Exercise instructions
Check each line for the string "NAZWA". Give only the count of lines that have it.

Stored rows
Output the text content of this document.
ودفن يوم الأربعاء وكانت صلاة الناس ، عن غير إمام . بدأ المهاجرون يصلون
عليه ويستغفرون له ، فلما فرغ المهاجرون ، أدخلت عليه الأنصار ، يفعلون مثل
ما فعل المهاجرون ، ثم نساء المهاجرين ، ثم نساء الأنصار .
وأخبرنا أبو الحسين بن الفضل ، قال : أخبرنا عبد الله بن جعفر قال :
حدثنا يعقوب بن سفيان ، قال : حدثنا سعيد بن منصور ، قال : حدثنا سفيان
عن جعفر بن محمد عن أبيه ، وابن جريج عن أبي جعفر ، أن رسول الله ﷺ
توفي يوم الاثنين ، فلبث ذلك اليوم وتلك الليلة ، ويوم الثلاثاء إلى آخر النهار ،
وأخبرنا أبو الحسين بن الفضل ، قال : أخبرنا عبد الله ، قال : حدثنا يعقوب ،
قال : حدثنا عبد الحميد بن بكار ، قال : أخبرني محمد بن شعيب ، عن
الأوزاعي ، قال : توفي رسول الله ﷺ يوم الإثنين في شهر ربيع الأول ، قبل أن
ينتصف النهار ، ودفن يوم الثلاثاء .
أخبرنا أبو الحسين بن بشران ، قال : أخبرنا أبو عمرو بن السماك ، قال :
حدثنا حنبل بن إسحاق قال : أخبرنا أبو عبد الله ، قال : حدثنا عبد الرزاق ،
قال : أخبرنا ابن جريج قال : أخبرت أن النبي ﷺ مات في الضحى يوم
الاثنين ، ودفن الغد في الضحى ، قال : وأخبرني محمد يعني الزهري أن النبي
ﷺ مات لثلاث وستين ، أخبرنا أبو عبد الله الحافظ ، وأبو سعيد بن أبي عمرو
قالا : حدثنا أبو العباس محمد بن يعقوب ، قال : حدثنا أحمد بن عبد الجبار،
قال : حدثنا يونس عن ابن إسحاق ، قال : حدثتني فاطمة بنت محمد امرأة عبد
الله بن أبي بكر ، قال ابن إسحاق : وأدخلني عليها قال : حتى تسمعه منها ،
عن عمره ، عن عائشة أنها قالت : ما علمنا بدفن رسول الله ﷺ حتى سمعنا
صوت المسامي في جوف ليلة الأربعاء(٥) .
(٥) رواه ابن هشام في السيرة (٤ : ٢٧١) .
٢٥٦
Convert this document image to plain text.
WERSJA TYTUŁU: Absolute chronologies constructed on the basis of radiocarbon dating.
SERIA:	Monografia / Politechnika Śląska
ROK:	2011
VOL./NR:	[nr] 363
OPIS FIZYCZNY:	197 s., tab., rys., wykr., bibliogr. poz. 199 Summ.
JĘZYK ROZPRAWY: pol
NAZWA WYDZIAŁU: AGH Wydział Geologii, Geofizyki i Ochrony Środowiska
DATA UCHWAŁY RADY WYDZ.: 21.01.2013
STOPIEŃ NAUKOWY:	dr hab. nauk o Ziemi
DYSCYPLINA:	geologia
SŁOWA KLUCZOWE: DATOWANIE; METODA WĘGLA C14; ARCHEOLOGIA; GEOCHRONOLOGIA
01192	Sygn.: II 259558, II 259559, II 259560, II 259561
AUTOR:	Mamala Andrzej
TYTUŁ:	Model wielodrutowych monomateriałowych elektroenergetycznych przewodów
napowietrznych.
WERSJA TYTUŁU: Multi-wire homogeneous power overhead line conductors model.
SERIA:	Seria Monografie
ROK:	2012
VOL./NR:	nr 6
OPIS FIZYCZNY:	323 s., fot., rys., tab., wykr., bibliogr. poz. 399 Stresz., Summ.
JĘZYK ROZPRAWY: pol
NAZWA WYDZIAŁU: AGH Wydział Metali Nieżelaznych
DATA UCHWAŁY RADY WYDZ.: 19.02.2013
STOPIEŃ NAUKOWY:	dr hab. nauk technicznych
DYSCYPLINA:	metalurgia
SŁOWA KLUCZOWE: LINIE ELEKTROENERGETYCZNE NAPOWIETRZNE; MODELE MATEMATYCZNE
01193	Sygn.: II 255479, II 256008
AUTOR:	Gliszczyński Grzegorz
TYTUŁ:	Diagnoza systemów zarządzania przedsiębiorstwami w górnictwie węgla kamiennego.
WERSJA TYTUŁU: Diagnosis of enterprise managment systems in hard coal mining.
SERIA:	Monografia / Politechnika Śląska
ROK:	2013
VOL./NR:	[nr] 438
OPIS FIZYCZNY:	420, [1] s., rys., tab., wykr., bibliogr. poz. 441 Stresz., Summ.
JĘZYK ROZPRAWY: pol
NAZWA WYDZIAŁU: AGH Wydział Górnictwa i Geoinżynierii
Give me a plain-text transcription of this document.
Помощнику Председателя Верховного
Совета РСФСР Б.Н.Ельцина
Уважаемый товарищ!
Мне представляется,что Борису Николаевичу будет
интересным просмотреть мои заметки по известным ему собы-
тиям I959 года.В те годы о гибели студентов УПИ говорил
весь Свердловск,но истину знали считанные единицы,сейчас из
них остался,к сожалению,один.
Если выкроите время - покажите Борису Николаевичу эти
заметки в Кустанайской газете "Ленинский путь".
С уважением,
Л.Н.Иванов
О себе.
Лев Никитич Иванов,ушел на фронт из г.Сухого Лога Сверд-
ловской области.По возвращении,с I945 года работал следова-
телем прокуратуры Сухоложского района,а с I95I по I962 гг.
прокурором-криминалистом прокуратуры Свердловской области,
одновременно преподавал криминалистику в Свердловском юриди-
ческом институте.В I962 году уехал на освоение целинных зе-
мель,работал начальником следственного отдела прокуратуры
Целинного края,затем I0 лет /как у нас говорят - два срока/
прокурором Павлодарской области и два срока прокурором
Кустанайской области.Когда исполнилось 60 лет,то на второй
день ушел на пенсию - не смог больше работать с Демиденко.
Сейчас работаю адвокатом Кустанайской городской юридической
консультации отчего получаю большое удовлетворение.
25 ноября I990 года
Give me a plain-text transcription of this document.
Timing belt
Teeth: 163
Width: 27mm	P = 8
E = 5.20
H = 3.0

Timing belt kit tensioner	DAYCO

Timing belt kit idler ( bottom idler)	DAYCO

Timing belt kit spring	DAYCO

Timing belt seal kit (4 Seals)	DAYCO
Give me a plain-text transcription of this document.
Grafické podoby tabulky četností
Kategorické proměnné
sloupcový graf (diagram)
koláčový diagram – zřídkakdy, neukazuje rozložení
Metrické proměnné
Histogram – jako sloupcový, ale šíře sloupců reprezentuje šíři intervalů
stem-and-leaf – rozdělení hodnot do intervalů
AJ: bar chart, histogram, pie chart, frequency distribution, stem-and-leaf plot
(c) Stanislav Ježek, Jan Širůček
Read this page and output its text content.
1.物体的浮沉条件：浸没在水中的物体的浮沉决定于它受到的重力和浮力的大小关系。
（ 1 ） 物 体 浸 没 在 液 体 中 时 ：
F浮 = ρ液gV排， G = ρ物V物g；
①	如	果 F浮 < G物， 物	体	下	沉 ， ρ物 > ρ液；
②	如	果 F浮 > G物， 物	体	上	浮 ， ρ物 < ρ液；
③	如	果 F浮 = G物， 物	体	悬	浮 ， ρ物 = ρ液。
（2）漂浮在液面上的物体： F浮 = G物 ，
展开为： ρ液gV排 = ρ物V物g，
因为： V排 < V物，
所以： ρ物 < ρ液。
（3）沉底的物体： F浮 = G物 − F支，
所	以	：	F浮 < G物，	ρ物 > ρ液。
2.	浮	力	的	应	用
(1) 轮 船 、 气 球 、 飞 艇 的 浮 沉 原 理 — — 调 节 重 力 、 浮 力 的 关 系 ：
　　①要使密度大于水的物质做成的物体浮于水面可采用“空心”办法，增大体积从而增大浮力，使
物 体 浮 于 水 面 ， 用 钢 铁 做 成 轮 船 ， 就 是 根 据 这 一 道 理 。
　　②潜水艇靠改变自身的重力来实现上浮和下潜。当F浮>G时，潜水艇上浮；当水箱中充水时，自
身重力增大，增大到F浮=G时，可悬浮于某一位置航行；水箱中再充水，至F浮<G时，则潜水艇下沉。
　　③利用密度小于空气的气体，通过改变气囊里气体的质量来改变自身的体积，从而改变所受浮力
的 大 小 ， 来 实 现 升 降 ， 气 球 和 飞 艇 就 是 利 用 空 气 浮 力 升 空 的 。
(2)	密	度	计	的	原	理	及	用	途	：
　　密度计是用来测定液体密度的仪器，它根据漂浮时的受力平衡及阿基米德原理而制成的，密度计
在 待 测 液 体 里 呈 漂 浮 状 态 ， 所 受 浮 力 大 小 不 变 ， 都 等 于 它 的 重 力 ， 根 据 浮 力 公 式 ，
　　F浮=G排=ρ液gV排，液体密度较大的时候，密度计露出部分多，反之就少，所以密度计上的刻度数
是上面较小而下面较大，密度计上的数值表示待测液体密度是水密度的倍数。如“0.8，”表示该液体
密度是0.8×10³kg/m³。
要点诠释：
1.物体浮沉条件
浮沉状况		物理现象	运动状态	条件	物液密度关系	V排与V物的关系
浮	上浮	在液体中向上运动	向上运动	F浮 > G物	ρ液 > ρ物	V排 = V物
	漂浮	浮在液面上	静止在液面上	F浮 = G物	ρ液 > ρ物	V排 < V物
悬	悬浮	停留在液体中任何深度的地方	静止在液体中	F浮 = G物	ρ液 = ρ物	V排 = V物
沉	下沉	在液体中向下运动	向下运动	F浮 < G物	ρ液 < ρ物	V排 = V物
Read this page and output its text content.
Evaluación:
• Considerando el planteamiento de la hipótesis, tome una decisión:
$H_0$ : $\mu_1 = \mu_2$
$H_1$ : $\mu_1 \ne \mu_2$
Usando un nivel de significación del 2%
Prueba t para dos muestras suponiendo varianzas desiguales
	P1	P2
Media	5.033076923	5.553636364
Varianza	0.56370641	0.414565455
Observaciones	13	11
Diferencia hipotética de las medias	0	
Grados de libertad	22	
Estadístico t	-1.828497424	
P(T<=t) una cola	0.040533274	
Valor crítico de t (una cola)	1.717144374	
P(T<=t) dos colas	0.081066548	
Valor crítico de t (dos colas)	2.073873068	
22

Response to this exercise
3